## begin

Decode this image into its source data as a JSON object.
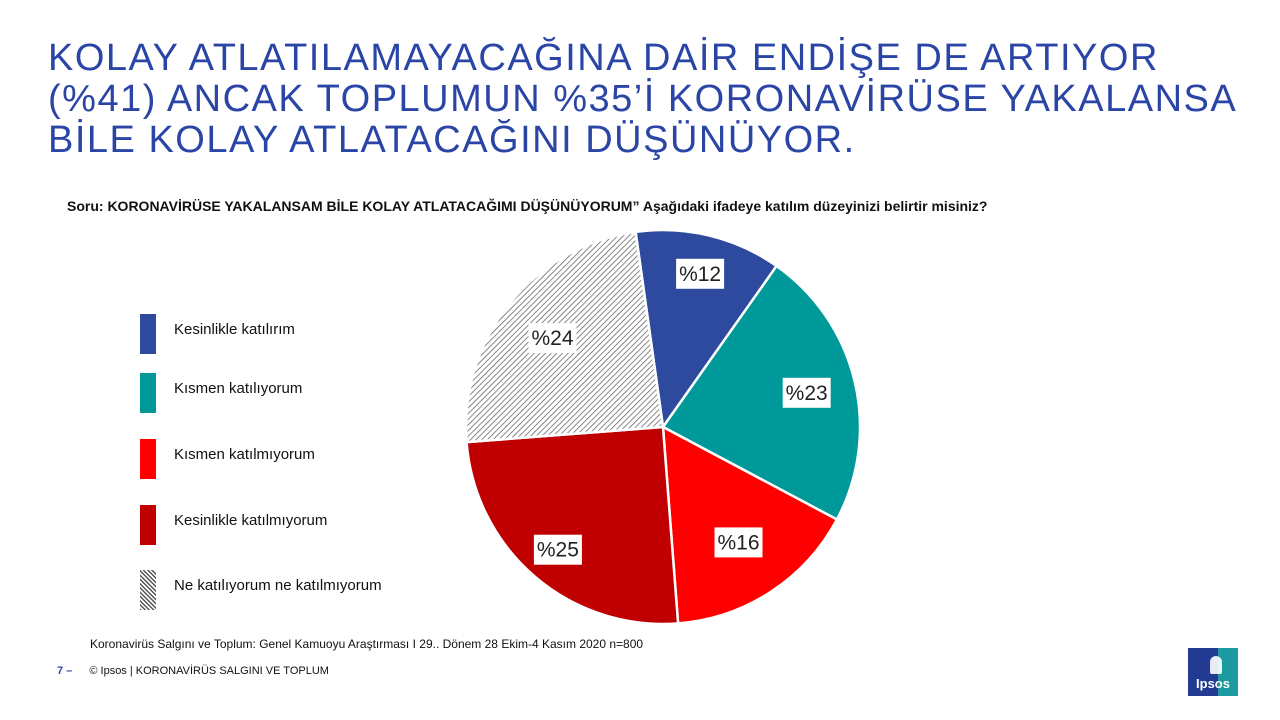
{
  "title": {
    "lines": [
      "KOLAY ATLATILAMAYACAĞINA DAİR ENDİŞE DE ARTIYOR",
      "(%41) ANCAK TOPLUMUN %35’İ KORONAVİRÜSE YAKALANSA",
      "BİLE KOLAY ATLATACAĞINI DÜŞÜNÜYOR."
    ]
  },
  "question": "Soru:  KORONAVİRÜSE YAKALANSAM BİLE KOLAY ATLATACAĞIMI DÜŞÜNÜYORUM” Aşağıdaki ifadeye katılım düzeyinizi belirtir misiniz?",
  "chart_data": {
    "type": "pie",
    "start_angle_deg": -8,
    "slices": [
      {
        "label": "Kesinlikle  katılırım",
        "value": 12,
        "display": "%12",
        "color": "#2e4a9e",
        "pattern": false
      },
      {
        "label": "Kısmen  katılıyorum",
        "value": 23,
        "display": "%23",
        "color": "#009999",
        "pattern": false
      },
      {
        "label": "Kısmen  katılmıyorum",
        "value": 16,
        "display": "%16",
        "color": "#ff0000",
        "pattern": false
      },
      {
        "label": "Kesinlikle  katılmıyorum",
        "value": 25,
        "display": "%25",
        "color": "#c00000",
        "pattern": false
      },
      {
        "label": "Ne katılıyorum  ne katılmıyorum",
        "value": 24,
        "display": "%24",
        "color": "#ffffff",
        "pattern": true
      }
    ]
  },
  "source": "Koronavirüs  Salgını ve Toplum:  Genel Kamuoyu Araştırması  I  29.. Dönem 28 Ekim-4 Kasım 2020   n=800",
  "footer": {
    "page_number": "7 –",
    "text": "© Ipsos | KORONAVİRÜS SALGINI VE TOPLUM"
  },
  "logo": {
    "text": "Ipsos"
  }
}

## end

Restate the records word for word, omitting images.

Decode this image into its source data as a JSON object.
{
  "title": {
    "lines": [
      "KOLAY ATLATILAMAYACAĞINA DAİR ENDİŞE DE ARTIYOR",
      "(%41) ANCAK TOPLUMUN %35’İ KORONAVİRÜSE YAKALANSA",
      "BİLE KOLAY ATLATACAĞINI DÜŞÜNÜYOR."
    ]
  },
  "question": "Soru:  KORONAVİRÜSE YAKALANSAM BİLE KOLAY ATLATACAĞIMI DÜŞÜNÜYORUM” Aşağıdaki ifadeye katılım düzeyinizi belirtir misiniz?",
  "chart_data": {
    "type": "pie",
    "start_angle_deg": -8,
    "slices": [
      {
        "label": "Kesinlikle  katılırım",
        "value": 12,
        "display": "%12",
        "color": "#2e4a9e",
        "pattern": false
      },
      {
        "label": "Kısmen  katılıyorum",
        "value": 23,
        "display": "%23",
        "color": "#009999",
        "pattern": false
      },
      {
        "label": "Kısmen  katılmıyorum",
        "value": 16,
        "display": "%16",
        "color": "#ff0000",
        "pattern": false
      },
      {
        "label": "Kesinlikle  katılmıyorum",
        "value": 25,
        "display": "%25",
        "color": "#c00000",
        "pattern": false
      },
      {
        "label": "Ne katılıyorum  ne katılmıyorum",
        "value": 24,
        "display": "%24",
        "color": "#ffffff",
        "pattern": true
      }
    ]
  },
  "source": "Koronavirüs  Salgını ve Toplum:  Genel Kamuoyu Araştırması  I  29.. Dönem 28 Ekim-4 Kasım 2020   n=800",
  "footer": {
    "page_number": "7 –",
    "text": "© Ipsos | KORONAVİRÜS SALGINI VE TOPLUM"
  },
  "logo": {
    "text": "Ipsos"
  }
}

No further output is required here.